▸ **Exercise goal**
Sort through the entries below and pull out lines containing the word "image".

## Begin

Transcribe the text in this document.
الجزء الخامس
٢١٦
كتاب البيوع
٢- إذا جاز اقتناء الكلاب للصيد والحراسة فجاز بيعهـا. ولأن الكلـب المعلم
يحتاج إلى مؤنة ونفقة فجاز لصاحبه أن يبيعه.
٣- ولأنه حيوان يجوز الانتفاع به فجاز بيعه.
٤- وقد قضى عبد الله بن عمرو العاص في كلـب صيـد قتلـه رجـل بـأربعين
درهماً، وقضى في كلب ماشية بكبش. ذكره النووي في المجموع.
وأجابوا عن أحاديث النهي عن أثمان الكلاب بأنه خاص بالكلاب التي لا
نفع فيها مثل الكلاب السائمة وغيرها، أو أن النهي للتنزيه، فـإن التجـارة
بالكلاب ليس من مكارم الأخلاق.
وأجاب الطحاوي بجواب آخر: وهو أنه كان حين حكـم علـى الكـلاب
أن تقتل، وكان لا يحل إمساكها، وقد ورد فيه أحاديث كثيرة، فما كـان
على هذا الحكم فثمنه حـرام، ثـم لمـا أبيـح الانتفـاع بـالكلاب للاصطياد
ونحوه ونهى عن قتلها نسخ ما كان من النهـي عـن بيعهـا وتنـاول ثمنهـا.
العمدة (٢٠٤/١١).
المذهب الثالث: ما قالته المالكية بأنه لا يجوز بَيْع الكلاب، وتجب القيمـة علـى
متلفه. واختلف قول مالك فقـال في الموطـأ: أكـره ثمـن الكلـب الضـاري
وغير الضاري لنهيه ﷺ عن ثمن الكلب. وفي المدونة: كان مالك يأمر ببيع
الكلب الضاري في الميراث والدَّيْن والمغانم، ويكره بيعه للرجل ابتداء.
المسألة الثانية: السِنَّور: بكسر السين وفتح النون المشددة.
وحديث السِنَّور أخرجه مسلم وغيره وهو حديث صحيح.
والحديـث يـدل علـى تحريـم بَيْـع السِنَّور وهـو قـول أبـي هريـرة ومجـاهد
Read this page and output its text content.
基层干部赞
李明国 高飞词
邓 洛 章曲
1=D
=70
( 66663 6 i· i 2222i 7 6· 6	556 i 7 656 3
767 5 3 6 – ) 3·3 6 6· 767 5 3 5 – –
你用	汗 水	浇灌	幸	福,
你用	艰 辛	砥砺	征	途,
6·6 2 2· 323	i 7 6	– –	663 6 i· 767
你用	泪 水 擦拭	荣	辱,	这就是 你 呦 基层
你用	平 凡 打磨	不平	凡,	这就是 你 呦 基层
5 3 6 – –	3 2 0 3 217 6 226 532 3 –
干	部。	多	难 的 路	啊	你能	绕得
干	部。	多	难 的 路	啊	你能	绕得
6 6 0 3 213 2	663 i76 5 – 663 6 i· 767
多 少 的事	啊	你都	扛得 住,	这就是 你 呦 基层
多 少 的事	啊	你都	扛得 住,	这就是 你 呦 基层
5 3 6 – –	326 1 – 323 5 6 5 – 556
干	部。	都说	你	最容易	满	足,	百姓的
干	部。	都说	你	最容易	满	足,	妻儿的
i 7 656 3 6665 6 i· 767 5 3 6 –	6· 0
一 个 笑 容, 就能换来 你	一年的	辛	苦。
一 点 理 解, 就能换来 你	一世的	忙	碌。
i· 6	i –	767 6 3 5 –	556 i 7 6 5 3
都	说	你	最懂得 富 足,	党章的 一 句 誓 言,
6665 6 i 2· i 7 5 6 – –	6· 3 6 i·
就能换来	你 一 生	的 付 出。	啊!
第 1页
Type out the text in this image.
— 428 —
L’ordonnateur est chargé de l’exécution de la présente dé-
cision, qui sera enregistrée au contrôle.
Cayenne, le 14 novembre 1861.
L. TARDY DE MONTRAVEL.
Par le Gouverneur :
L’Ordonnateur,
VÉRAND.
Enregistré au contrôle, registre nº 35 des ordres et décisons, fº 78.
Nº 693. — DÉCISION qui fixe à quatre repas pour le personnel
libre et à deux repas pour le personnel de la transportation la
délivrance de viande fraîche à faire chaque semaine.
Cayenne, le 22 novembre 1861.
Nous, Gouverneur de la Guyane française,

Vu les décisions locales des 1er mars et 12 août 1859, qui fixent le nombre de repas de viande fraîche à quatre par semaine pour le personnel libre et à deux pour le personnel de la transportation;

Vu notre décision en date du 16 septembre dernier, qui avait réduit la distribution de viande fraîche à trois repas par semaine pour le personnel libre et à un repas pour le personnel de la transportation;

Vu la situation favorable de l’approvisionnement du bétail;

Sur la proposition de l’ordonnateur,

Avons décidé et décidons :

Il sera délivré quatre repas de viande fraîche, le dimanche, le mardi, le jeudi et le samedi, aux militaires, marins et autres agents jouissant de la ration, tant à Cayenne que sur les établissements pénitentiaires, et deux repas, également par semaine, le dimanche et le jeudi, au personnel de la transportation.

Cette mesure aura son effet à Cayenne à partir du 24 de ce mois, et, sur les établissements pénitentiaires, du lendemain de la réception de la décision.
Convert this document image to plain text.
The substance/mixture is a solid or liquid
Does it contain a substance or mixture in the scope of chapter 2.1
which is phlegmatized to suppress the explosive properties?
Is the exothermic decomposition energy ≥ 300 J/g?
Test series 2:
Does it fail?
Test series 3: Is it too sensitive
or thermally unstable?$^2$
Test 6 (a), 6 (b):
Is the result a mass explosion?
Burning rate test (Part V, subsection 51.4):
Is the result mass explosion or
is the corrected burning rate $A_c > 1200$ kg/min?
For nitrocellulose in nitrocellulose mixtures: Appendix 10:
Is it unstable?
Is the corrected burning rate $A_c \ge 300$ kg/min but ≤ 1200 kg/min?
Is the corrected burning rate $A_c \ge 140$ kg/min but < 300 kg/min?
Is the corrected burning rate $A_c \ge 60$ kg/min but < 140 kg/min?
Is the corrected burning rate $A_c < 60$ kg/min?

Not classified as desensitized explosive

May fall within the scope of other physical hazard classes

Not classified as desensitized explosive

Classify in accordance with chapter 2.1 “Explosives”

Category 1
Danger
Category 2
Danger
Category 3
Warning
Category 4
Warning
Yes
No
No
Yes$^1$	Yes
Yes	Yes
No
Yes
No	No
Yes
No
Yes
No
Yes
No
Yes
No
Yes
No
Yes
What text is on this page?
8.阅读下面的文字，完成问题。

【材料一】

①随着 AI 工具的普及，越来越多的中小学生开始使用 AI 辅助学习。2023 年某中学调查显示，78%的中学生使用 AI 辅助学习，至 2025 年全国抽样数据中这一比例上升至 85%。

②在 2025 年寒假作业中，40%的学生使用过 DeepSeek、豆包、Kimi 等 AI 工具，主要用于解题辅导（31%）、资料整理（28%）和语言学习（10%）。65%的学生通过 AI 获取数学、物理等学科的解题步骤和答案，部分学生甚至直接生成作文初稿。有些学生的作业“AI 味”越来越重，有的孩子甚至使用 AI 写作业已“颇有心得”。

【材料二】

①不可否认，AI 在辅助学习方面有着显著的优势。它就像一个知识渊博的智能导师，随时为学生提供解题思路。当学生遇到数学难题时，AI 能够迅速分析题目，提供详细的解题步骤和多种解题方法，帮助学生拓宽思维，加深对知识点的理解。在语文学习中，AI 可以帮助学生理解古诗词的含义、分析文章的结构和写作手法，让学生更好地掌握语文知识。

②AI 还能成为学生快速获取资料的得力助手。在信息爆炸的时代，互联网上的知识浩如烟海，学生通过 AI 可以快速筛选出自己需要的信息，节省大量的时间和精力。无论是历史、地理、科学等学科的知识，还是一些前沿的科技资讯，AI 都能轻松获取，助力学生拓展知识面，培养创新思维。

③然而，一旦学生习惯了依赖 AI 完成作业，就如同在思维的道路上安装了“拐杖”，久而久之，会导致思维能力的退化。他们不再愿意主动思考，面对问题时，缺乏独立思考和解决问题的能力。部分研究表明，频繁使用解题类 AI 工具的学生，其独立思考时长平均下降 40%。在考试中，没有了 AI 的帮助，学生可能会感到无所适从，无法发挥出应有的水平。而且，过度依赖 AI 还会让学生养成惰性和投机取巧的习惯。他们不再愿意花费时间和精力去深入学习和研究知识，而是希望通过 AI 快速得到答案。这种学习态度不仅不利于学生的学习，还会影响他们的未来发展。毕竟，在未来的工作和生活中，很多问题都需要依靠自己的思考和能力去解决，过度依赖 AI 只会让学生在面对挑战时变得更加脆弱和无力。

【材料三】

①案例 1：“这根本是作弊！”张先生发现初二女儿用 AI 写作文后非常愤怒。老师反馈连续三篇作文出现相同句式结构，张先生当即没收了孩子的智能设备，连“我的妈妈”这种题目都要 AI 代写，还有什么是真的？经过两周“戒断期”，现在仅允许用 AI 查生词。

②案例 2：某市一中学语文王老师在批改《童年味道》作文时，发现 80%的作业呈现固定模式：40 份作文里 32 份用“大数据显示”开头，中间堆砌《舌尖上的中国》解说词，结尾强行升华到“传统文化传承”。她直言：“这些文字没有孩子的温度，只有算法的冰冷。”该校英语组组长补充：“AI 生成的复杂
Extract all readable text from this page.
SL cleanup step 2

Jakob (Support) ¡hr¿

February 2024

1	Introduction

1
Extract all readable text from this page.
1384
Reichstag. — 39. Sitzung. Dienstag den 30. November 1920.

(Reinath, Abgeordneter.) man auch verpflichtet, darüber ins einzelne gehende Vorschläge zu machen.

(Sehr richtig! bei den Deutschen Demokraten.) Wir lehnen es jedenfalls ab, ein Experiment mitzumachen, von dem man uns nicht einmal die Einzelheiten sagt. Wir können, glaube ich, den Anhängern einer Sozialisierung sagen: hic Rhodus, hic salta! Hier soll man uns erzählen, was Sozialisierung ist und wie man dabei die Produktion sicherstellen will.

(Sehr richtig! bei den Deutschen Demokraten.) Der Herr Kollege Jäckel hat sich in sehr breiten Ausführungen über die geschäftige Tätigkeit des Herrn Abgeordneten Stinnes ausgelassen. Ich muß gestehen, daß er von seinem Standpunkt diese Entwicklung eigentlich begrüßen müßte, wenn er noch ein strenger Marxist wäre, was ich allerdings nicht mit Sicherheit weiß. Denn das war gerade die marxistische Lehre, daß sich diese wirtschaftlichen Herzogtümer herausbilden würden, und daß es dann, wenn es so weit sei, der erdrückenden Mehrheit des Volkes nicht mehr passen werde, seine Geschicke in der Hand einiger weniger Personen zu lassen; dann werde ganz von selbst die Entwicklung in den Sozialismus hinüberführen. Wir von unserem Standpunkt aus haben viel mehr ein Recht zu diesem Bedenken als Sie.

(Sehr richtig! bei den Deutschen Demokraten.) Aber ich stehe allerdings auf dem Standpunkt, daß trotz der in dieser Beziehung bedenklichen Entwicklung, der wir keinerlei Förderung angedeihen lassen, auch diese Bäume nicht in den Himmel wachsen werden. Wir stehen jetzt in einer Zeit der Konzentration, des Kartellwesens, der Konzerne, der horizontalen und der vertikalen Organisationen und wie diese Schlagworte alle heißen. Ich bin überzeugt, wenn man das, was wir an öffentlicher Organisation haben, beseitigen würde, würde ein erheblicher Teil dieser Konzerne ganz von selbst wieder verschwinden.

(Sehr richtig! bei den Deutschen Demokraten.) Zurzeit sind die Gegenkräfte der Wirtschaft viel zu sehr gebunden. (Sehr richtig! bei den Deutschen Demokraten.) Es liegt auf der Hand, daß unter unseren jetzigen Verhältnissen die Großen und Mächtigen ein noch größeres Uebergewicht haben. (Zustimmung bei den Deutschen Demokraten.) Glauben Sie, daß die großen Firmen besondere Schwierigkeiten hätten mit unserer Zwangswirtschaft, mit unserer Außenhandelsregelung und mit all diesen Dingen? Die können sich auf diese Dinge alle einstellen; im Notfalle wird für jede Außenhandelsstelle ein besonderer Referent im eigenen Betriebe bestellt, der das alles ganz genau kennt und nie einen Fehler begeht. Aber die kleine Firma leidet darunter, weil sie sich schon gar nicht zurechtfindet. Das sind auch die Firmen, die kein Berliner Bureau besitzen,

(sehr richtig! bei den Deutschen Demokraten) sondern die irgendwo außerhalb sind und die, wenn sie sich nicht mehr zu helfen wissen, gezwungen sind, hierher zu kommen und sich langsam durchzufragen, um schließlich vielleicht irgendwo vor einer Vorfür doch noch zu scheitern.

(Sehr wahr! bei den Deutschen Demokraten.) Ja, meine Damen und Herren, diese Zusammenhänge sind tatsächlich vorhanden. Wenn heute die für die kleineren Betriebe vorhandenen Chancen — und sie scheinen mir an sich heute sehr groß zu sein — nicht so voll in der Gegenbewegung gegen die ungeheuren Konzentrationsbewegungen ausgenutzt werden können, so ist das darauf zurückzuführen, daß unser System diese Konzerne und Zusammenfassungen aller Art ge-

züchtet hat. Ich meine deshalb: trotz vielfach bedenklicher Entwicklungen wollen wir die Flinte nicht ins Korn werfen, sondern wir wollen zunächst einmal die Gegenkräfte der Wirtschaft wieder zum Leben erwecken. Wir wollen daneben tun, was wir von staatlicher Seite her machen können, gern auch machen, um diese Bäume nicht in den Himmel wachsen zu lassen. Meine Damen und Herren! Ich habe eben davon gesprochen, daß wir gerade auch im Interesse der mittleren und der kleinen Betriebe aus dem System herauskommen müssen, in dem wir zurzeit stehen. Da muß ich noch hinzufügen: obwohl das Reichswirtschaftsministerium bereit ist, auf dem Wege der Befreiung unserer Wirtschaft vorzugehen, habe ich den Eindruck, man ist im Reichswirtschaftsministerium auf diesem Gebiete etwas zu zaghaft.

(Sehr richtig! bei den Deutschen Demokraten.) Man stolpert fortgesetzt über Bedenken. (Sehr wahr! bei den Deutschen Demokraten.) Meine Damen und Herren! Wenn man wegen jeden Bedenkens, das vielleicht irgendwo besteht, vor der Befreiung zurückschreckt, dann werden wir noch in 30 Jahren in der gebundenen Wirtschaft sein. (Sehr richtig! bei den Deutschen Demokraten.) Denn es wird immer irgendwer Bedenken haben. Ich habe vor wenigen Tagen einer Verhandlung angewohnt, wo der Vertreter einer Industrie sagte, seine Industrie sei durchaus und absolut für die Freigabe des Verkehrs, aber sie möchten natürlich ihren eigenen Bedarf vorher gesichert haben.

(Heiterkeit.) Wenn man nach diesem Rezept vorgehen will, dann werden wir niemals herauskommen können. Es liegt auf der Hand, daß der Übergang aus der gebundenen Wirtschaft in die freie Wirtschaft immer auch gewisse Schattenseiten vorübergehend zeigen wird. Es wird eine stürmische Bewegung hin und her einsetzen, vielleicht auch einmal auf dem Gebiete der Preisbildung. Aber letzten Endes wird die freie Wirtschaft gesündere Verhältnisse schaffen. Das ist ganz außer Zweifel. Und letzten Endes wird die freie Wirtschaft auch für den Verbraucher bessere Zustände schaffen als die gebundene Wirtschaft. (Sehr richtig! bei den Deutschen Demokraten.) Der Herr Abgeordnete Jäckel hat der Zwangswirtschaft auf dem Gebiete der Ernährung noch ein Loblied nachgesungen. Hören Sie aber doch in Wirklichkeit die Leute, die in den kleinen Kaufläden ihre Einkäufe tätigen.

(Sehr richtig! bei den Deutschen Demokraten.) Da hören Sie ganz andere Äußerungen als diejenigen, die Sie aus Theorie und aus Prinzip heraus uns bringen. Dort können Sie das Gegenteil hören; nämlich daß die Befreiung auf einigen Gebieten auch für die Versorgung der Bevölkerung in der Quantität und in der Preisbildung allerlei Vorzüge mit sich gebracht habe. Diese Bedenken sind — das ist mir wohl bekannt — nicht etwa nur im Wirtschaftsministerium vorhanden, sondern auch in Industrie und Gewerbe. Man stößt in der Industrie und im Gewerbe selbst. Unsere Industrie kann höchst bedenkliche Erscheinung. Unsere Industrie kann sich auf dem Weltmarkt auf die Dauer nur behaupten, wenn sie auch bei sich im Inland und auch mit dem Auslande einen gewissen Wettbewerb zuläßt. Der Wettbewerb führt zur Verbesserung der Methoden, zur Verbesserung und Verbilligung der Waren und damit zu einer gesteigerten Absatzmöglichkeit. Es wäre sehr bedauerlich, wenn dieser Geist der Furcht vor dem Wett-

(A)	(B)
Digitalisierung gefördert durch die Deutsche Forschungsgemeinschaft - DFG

## End

▸ **Exercise response**
Type out the text in this image.
Convert this document image to plain text.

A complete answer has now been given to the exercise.